_SOURCE EXCERPT:_
•••

Disgusted businessman is forced to pay £64 when inspector discovers he got on train for SHORTER trip than his ticket allowed
  • Jonathan Worsley, 45, bought a £19 advance ticket from Nottingham to London
  • He boarded the train at East Midlands Parkway, a stop closer to London
  • Yet he was made to pay a £64 fare for 'breaking the terms' of his ticket
  • Mr Worsley, who works in Chesterfield & lives in Nottingham, was given a refund
A businessman has spoken out after being forced to pay £64 for a second train ticket, despite travelling a shorter distance on the same line.

Jonathan Worsley, 45, had paid £19 for an advance ticket to travel from Nottingham to London St Pancras on Wednesday January 24.

Yet he decided to board the train at East Midlands Parkway, which is 10 minutes away from Nottingham and a stop closer to his final destination.

But a ticket inspector demanded that Mr Worsley buy another ticket for the journey as he had 'broken the terms and conditions' of his advance ticket.

'There were two attendants and they both said I had to buy another ticket,' he told the Derby Telegraph.

Jonathan Worsley, 45, was made to pay a £64 fare after boarding the same train he had bought a ticket for one stop closer to his final destination


He added: 'I said "surely that can't be right?" but they both stood their ground and insisted I pay again.

•••

_AVAILABLE DATA:_
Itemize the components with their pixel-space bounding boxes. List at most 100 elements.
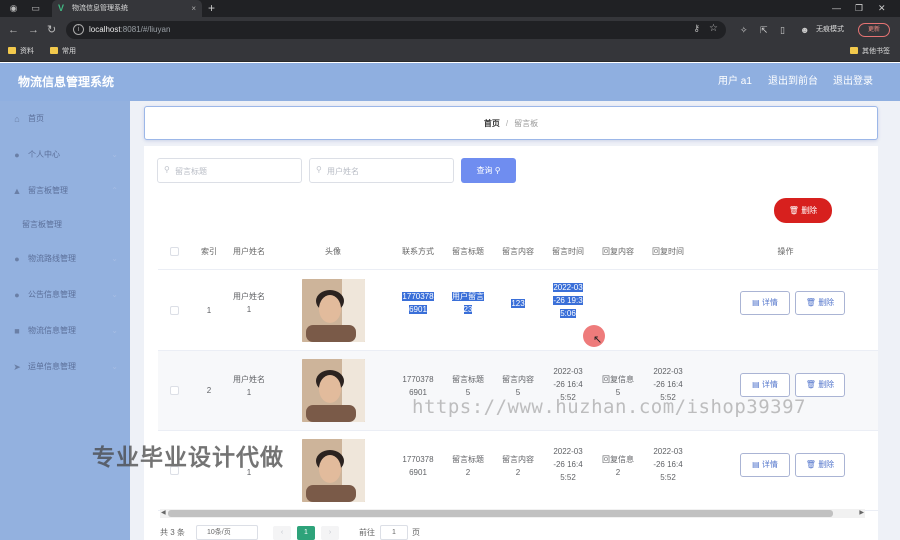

•••

_GIVEN INSTRUCTION 1:_
Update the train ticket article by restating the part that opens with the words "Yet he decided" and closes with "I pay again.", with "ticket inspector" replaced by "train conductor".
_GIVEN INSTRUCTION 2:_
In the train ticket article, at which station did Jonathan Worsley board the train?

_CORRECT ANSWER 1:_
Yet he decided to board the train at East Midlands Parkway, which is 10 minutes away from Nottingham and a stop closer to his final destination.

But a train conductor demanded that Mr Worsley buy another ticket for the journey as he had 'broken the terms and conditions' of his advance ticket.

'There were two attendants and they both said I had to buy another ticket,' he told the Derby Telegraph.

Jonathan Worsley, 45, was made to pay a £64 fare after boarding the same train he had bought a ticket for one stop closer to his final destination


He added: 'I said "surely that can't be right?" but they both stood their ground and insisted I pay again.

_CORRECT ANSWER 2:_
East Midlands Parkway